→ **The exercise**: Quote all entries in full, exactly.

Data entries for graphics
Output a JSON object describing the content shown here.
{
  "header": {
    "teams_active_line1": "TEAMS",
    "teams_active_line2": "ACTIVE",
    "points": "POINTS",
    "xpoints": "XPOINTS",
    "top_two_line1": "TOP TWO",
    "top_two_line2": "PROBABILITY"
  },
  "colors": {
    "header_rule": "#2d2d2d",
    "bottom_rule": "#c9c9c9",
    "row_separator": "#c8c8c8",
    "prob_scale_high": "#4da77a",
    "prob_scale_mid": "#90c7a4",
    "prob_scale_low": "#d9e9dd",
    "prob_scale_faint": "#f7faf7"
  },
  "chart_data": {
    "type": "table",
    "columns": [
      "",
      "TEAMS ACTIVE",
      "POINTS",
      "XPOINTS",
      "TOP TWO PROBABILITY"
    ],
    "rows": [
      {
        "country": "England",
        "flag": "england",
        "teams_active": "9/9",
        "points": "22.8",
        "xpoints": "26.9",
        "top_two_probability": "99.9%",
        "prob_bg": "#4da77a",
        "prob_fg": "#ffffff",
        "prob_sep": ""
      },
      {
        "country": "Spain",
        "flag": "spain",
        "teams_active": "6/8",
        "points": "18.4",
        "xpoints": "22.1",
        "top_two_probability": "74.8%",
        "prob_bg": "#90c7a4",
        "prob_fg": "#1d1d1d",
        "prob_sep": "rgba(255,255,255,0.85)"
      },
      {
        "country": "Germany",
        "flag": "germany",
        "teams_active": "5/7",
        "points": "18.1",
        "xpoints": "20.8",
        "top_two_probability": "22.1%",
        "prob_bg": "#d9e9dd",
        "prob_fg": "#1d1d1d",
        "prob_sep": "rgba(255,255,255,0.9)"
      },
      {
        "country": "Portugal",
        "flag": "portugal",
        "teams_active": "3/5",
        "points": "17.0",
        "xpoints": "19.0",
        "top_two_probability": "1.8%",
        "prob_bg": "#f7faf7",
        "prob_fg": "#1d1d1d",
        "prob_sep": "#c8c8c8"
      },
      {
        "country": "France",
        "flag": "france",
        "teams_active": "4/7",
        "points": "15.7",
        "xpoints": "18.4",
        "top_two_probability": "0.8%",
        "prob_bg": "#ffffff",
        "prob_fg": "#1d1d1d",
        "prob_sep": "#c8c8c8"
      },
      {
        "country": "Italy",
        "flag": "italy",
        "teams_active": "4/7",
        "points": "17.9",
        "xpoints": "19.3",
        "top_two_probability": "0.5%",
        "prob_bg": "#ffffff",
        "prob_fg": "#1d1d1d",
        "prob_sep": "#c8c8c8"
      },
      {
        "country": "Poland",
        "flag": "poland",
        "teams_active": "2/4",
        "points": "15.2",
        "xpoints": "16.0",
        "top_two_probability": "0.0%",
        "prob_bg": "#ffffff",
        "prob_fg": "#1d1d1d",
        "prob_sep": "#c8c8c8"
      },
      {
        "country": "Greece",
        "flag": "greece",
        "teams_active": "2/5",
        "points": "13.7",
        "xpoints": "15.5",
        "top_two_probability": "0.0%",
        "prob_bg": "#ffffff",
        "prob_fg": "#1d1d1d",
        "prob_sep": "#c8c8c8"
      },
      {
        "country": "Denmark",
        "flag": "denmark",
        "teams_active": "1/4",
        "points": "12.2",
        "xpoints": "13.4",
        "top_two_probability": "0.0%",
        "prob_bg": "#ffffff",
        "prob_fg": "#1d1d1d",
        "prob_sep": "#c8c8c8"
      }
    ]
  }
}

→ **Worked solution**:
Output a JSON object describing the content shown here.
{
  "header": {
    "teams_active_line1": "TEAMS",
    "teams_active_line2": "ACTIVE",
    "points": "POINTS",
    "xpoints": "XPOINTS",
    "top_two_line1": "TOP TWO",
    "top_two_line2": "PROBABILITY"
  },
  "colors": {
    "header_rule": "#2d2d2d",
    "bottom_rule": "#c9c9c9",
    "row_separator": "#c8c8c8",
    "prob_scale_high": "#4da77a",
    "prob_scale_mid": "#90c7a4",
    "prob_scale_low": "#d9e9dd",
    "prob_scale_faint": "#f7faf7"
  },
  "chart_data": {
    "type": "table",
    "columns": [
      "",
      "TEAMS ACTIVE",
      "POINTS",
      "XPOINTS",
      "TOP TWO PROBABILITY"
    ],
    "rows": [
      {
        "country": "England",
        "flag": "england",
        "teams_active": "9/9",
        "points": "22.8",
        "xpoints": "26.9",
        "top_two_probability": "99.9%",
        "prob_bg": "#4da77a",
        "prob_fg": "#ffffff",
        "prob_sep": ""
      },
      {
        "country": "Spain",
        "flag": "spain",
        "teams_active": "6/8",
        "points": "18.4",
        "xpoints": "22.1",
        "top_two_probability": "74.8%",
        "prob_bg": "#90c7a4",
        "prob_fg": "#1d1d1d",
        "prob_sep": "rgba(255,255,255,0.85)"
      },
      {
        "country": "Germany",
        "flag": "germany",
        "teams_active": "5/7",
        "points": "18.1",
        "xpoints": "20.8",
        "top_two_probability": "22.1%",
        "prob_bg": "#d9e9dd",
        "prob_fg": "#1d1d1d",
        "prob_sep": "rgba(255,255,255,0.9)"
      },
      {
        "country": "Portugal",
        "flag": "portugal",
        "teams_active": "3/5",
        "points": "17.0",
        "xpoints": "19.0",
        "top_two_probability": "1.8%",
        "prob_bg": "#f7faf7",
        "prob_fg": "#1d1d1d",
        "prob_sep": "#c8c8c8"
      },
      {
        "country": "France",
        "flag": "france",
        "teams_active": "4/7",
        "points": "15.7",
        "xpoints": "18.4",
        "top_two_probability": "0.8%",
        "prob_bg": "#ffffff",
        "prob_fg": "#1d1d1d",
        "prob_sep": "#c8c8c8"
      },
      {
        "country": "Italy",
        "flag": "italy",
        "teams_active": "4/7",
        "points": "17.9",
        "xpoints": "19.3",
        "top_two_probability": "0.5%",
        "prob_bg": "#ffffff",
        "prob_fg": "#1d1d1d",
        "prob_sep": "#c8c8c8"
      },
      {
        "country": "Poland",
        "flag": "poland",
        "teams_active": "2/4",
        "points": "15.2",
        "xpoints": "16.0",
        "top_two_probability": "0.0%",
        "prob_bg": "#ffffff",
        "prob_fg": "#1d1d1d",
        "prob_sep": "#c8c8c8"
      },
      {
        "country": "Greece",
        "flag": "greece",
        "teams_active": "2/5",
        "points": "13.7",
        "xpoints": "15.5",
        "top_two_probability": "0.0%",
        "prob_bg": "#ffffff",
        "prob_fg": "#1d1d1d",
        "prob_sep": "#c8c8c8"
      },
      {
        "country": "Denmark",
        "flag": "denmark",
        "teams_active": "1/4",
        "points": "12.2",
        "xpoints": "13.4",
        "top_two_probability": "0.0%",
        "prob_bg": "#ffffff",
        "prob_fg": "#1d1d1d",
        "prob_sep": "#c8c8c8"
      }
    ]
  }
}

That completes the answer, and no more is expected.